Dataset records:
□ □ □
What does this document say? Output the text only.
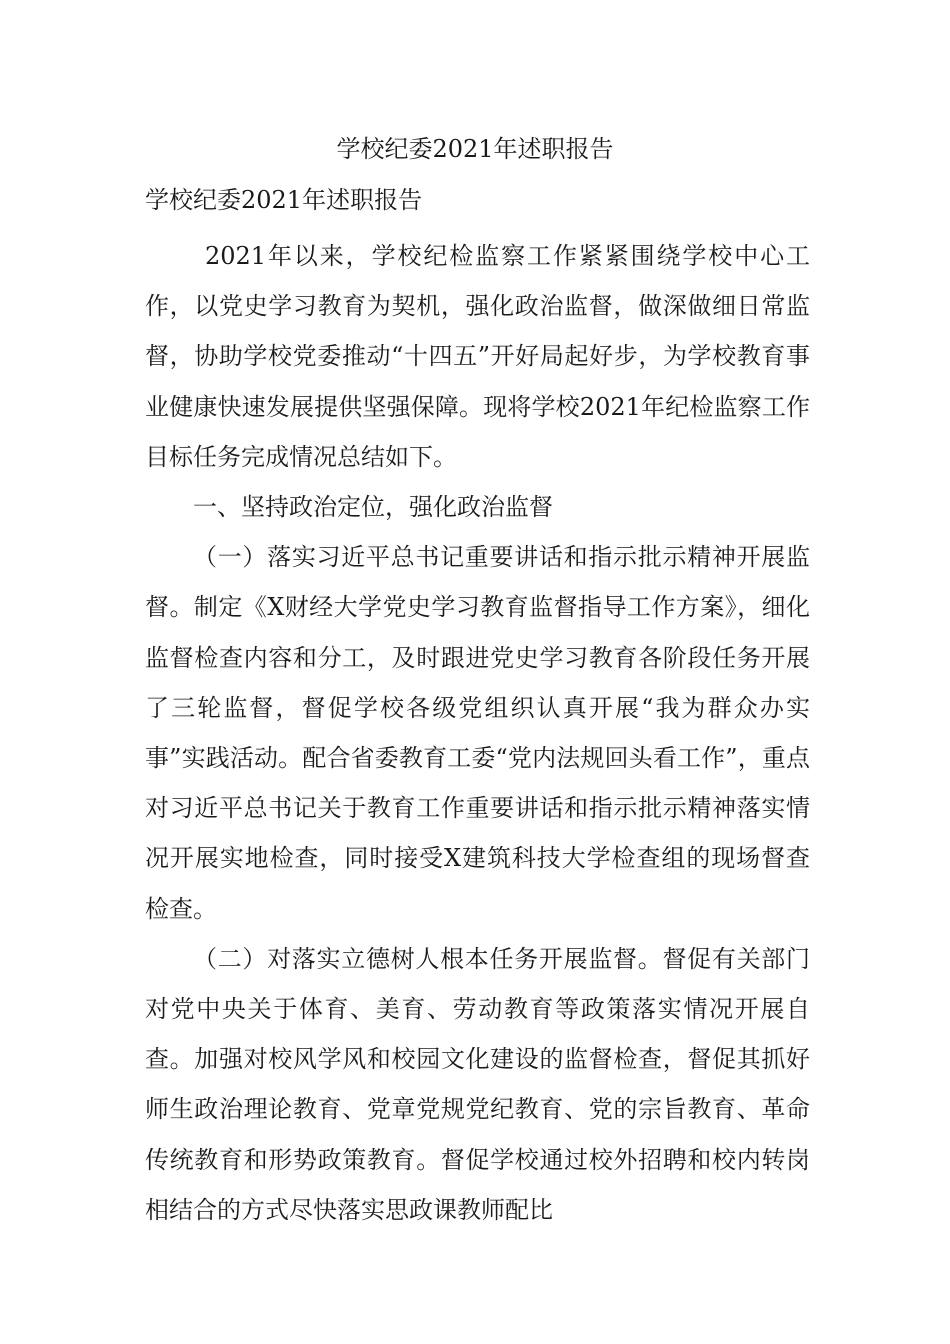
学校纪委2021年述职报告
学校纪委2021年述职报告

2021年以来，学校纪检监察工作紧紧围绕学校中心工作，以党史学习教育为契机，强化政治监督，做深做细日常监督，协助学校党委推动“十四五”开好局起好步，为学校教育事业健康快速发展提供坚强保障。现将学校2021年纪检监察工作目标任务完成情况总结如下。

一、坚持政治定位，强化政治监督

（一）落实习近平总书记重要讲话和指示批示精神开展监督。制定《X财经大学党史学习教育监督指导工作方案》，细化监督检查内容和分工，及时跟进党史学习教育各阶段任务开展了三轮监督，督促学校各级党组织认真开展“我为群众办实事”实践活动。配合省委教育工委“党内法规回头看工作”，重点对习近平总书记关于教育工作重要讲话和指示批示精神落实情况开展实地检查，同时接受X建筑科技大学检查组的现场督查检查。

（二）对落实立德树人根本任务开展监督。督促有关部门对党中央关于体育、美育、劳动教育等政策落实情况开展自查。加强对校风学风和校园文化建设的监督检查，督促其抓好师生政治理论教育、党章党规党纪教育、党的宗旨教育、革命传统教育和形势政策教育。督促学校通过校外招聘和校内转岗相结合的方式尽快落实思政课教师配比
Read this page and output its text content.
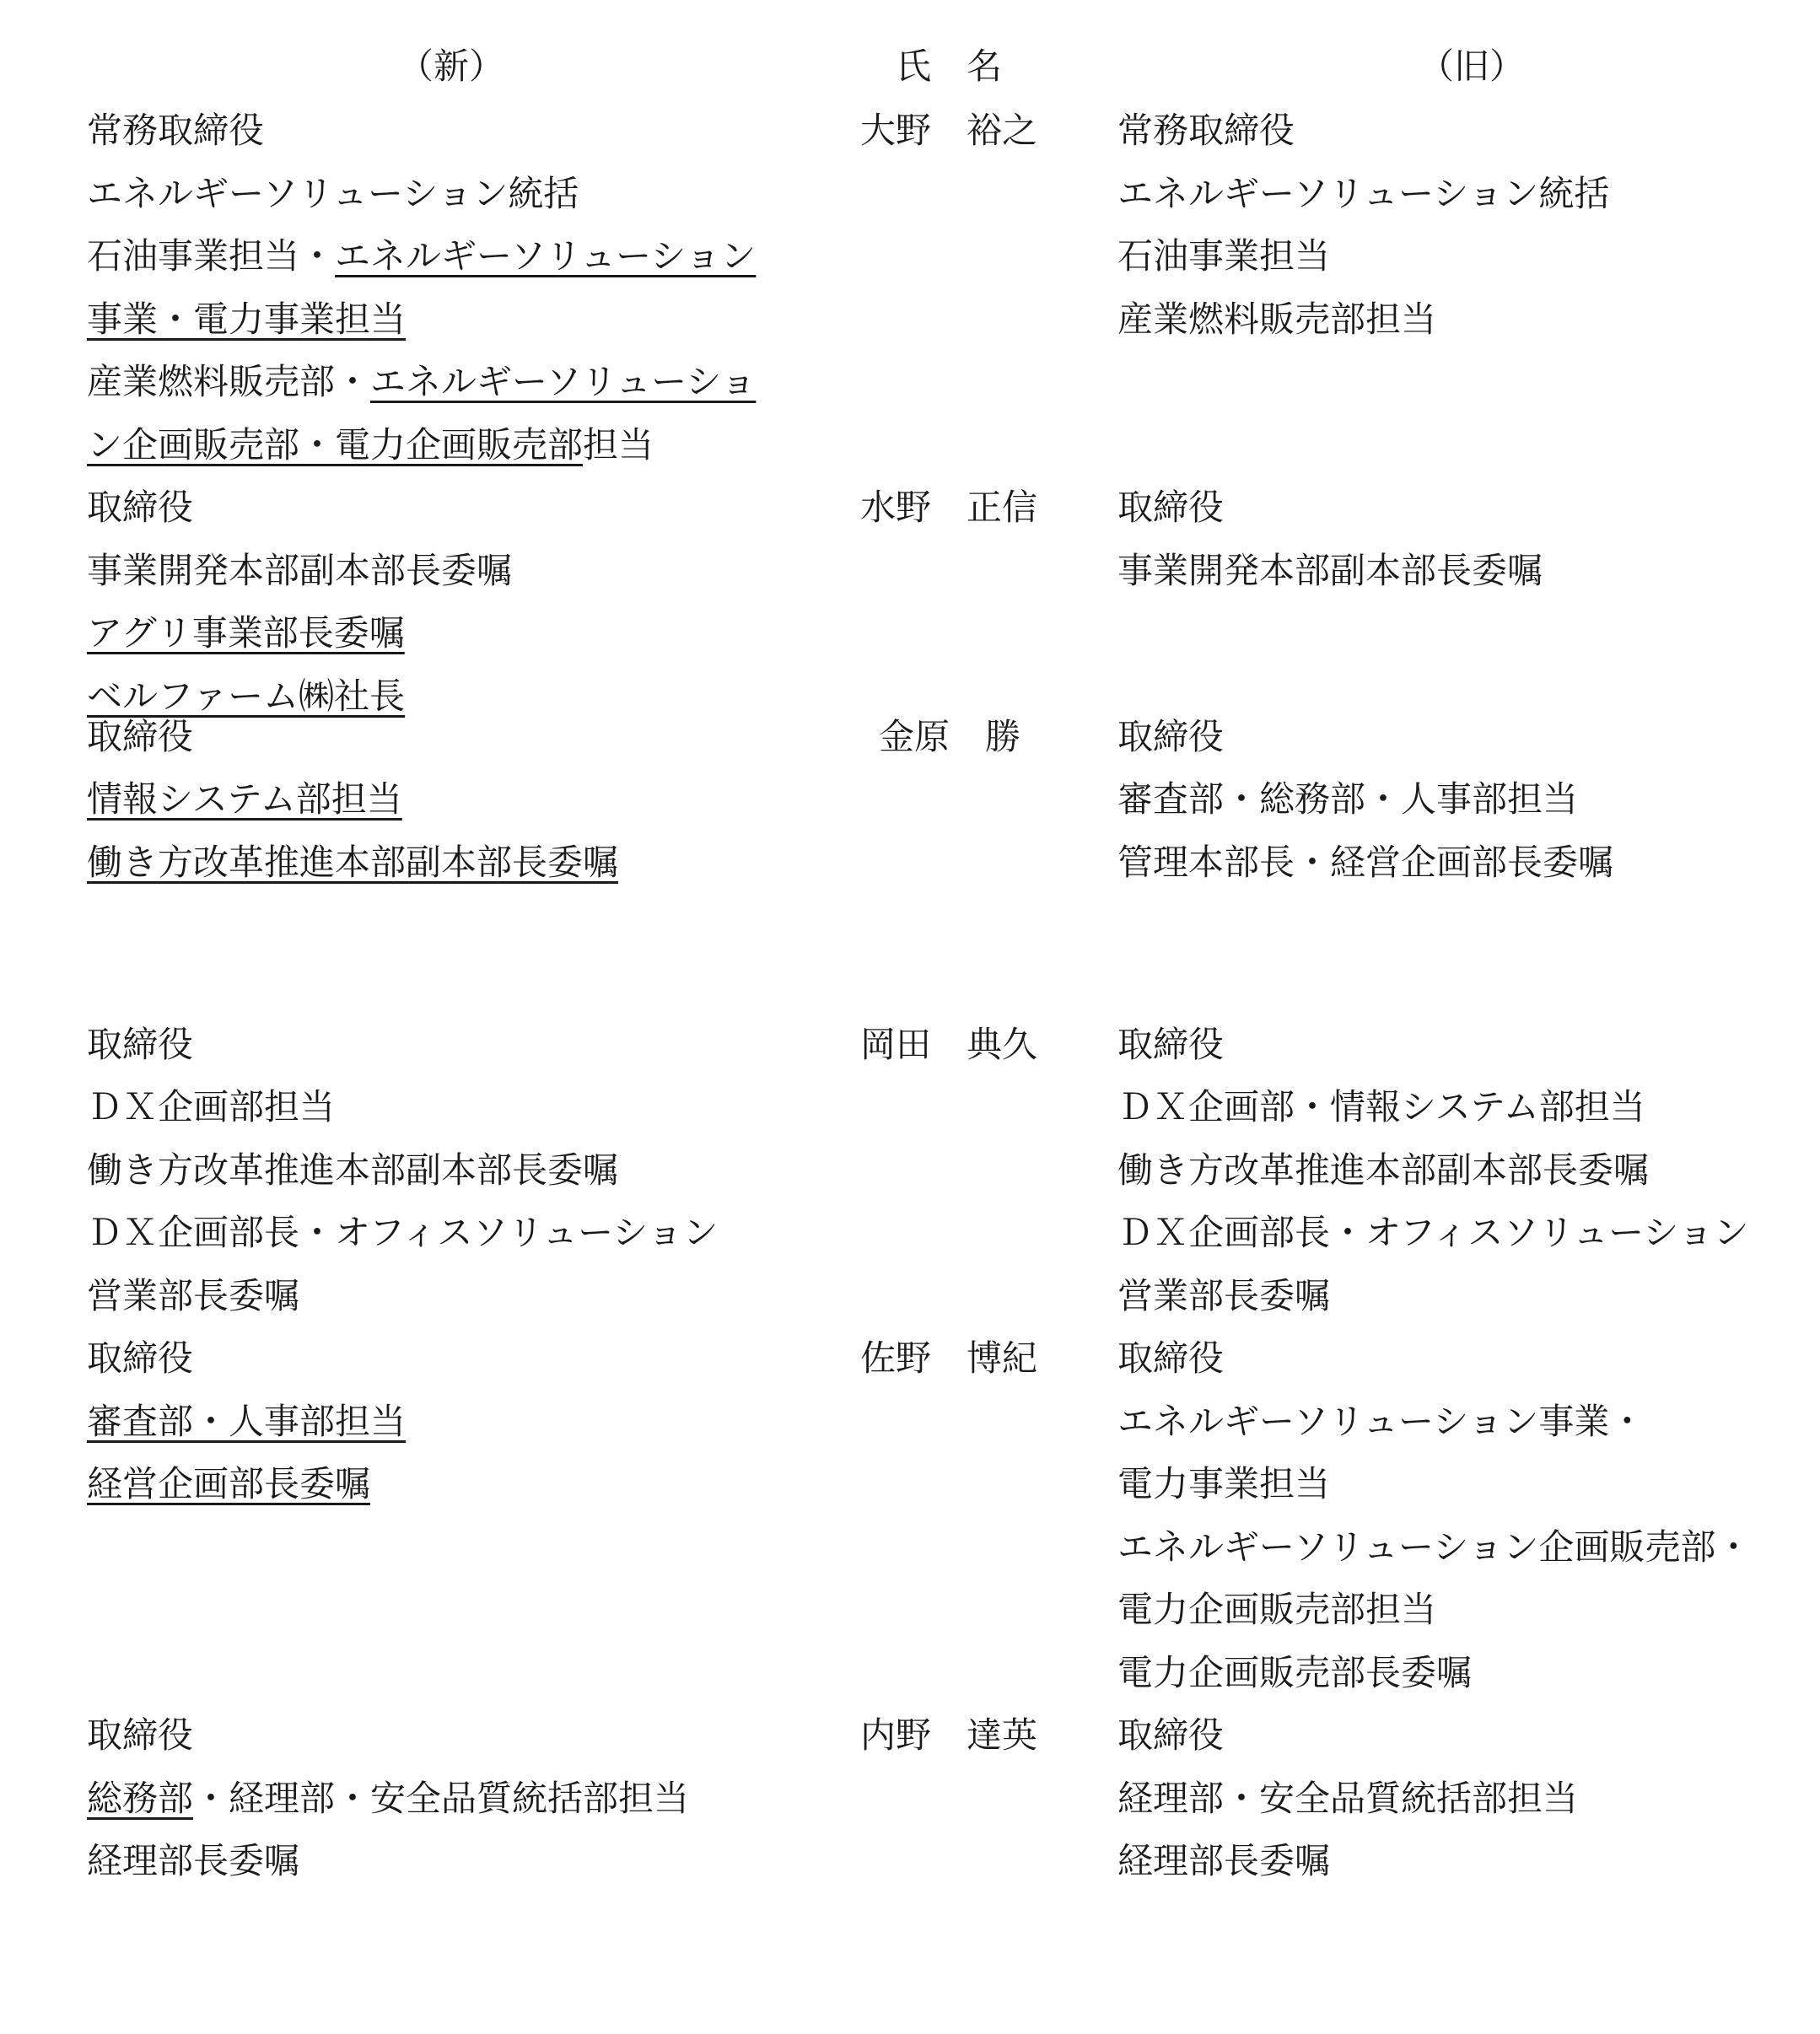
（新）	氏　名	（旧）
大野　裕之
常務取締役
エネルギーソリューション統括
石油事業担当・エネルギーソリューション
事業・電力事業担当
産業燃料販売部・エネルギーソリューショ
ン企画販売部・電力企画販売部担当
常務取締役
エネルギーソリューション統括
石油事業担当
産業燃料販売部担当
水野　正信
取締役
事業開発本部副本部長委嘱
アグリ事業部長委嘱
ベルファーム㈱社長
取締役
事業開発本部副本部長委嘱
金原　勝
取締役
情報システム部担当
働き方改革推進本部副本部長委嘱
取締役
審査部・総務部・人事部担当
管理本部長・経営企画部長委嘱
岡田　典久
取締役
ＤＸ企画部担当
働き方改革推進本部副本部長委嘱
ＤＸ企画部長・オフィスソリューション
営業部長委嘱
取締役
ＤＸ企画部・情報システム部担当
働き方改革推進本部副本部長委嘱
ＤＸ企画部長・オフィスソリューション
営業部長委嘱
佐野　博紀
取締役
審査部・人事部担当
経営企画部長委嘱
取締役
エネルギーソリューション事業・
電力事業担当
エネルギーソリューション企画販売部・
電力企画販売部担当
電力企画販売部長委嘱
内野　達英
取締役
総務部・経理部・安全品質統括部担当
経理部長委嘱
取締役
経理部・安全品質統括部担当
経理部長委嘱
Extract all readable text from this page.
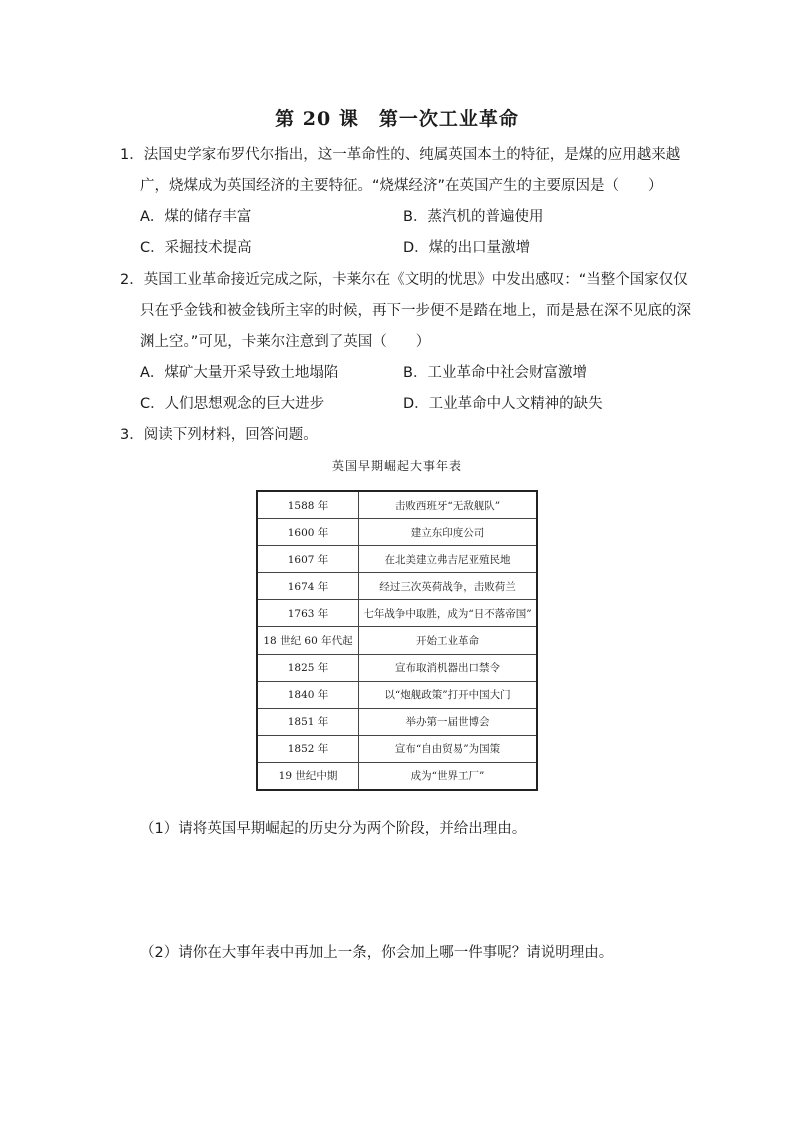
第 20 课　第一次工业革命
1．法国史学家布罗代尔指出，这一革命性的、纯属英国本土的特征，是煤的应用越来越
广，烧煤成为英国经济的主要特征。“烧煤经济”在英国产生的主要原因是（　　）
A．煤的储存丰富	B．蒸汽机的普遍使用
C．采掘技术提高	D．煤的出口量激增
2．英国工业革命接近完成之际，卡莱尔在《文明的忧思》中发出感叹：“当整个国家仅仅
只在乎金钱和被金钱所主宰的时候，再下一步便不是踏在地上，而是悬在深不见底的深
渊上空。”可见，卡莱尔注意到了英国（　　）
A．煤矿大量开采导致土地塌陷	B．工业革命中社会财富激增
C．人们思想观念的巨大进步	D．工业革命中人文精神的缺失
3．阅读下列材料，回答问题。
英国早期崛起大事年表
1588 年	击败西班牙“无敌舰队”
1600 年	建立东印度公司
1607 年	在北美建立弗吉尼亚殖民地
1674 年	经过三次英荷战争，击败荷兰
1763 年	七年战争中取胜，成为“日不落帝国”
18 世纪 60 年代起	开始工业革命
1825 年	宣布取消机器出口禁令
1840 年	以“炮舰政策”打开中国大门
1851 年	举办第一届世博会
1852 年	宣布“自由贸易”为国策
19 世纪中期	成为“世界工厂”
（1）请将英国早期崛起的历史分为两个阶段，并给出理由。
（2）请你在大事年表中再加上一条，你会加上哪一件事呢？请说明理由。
□ □ □
What you will do: Repeat exactly the lines above, from the line containing "Read this page and output its text content." through the last line of the records, inclusive; omit any pictures.

Response to this exercise:
Read this page and output its text content.
（新）	氏　名	（旧）
大野　裕之
常務取締役
エネルギーソリューション統括
石油事業担当・エネルギーソリューション
事業・電力事業担当
産業燃料販売部・エネルギーソリューショ
ン企画販売部・電力企画販売部担当
常務取締役
エネルギーソリューション統括
石油事業担当
産業燃料販売部担当
水野　正信
取締役
事業開発本部副本部長委嘱
アグリ事業部長委嘱
ベルファーム㈱社長
取締役
事業開発本部副本部長委嘱
金原　勝
取締役
情報システム部担当
働き方改革推進本部副本部長委嘱
取締役
審査部・総務部・人事部担当
管理本部長・経営企画部長委嘱
岡田　典久
取締役
ＤＸ企画部担当
働き方改革推進本部副本部長委嘱
ＤＸ企画部長・オフィスソリューション
営業部長委嘱
取締役
ＤＸ企画部・情報システム部担当
働き方改革推進本部副本部長委嘱
ＤＸ企画部長・オフィスソリューション
営業部長委嘱
佐野　博紀
取締役
審査部・人事部担当
経営企画部長委嘱
取締役
エネルギーソリューション事業・
電力事業担当
エネルギーソリューション企画販売部・
電力企画販売部担当
電力企画販売部長委嘱
内野　達英
取締役
総務部・経理部・安全品質統括部担当
経理部長委嘱
取締役
経理部・安全品質統括部担当
経理部長委嘱
Extract all readable text from this page.
第 20 课　第一次工业革命
1．法国史学家布罗代尔指出，这一革命性的、纯属英国本土的特征，是煤的应用越来越
广，烧煤成为英国经济的主要特征。“烧煤经济”在英国产生的主要原因是（　　）
A．煤的储存丰富	B．蒸汽机的普遍使用
C．采掘技术提高	D．煤的出口量激增
2．英国工业革命接近完成之际，卡莱尔在《文明的忧思》中发出感叹：“当整个国家仅仅
只在乎金钱和被金钱所主宰的时候，再下一步便不是踏在地上，而是悬在深不见底的深
渊上空。”可见，卡莱尔注意到了英国（　　）
A．煤矿大量开采导致土地塌陷	B．工业革命中社会财富激增
C．人们思想观念的巨大进步	D．工业革命中人文精神的缺失
3．阅读下列材料，回答问题。
英国早期崛起大事年表
1588 年	击败西班牙“无敌舰队”
1600 年	建立东印度公司
1607 年	在北美建立弗吉尼亚殖民地
1674 年	经过三次英荷战争，击败荷兰
1763 年	七年战争中取胜，成为“日不落帝国”
18 世纪 60 年代起	开始工业革命
1825 年	宣布取消机器出口禁令
1840 年	以“炮舰政策”打开中国大门
1851 年	举办第一届世博会
1852 年	宣布“自由贸易”为国策
19 世纪中期	成为“世界工厂”
（1）请将英国早期崛起的历史分为两个阶段，并给出理由。
（2）请你在大事年表中再加上一条，你会加上哪一件事呢？请说明理由。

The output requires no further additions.